• [Instructions for the task]
Find the lines below that contain the word "装机之家www" and count them. Only the number should be given.

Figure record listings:
▬▬▬▬▬▬▬▬▬▬
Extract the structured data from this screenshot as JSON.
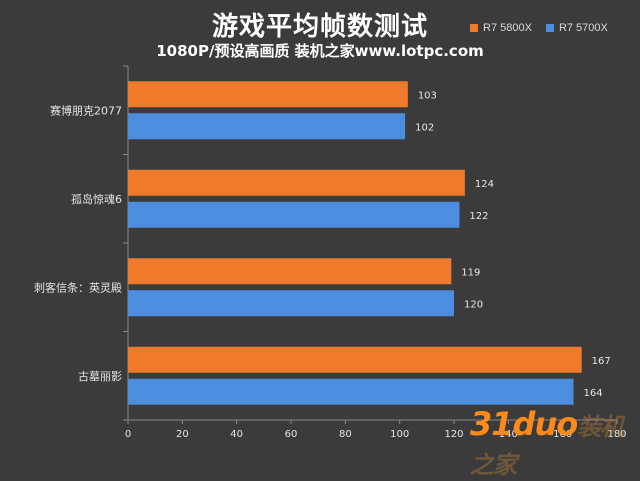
{
  "header": {
    "title": "游戏平均帧数测试",
    "subtitle": "1080P/预设高画质 装机之家www.lotpc.com"
  },
  "watermark": {
    "text": "31duo",
    "tail": "装机之家"
  },
  "colors": {
    "background": "#3b3b3b",
    "series1": "#f07a2b",
    "series2": "#4c8de0",
    "text": "#e6e6e6",
    "grid": "#8a8a8a"
  },
  "chart_data": {
    "type": "bar",
    "orientation": "horizontal",
    "title": "游戏平均帧数测试",
    "subtitle": "1080P/预设高画质 装机之家www.lotpc.com",
    "categories": [
      "赛博朋克2077",
      "孤岛惊魂6",
      "刺客信条：英灵殿",
      "古墓丽影"
    ],
    "series": [
      {
        "name": "R7 5800X",
        "values": [
          103,
          124,
          119,
          167
        ]
      },
      {
        "name": "R7 5700X",
        "values": [
          102,
          122,
          120,
          164
        ]
      }
    ],
    "xlim": [
      0,
      180
    ],
    "xticks": [
      0,
      20,
      40,
      60,
      80,
      100,
      120,
      140,
      160,
      180
    ],
    "legend": "top-right",
    "grid": false
  }
}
▬▬▬▬▬▬▬▬▬▬
• [Task output]
2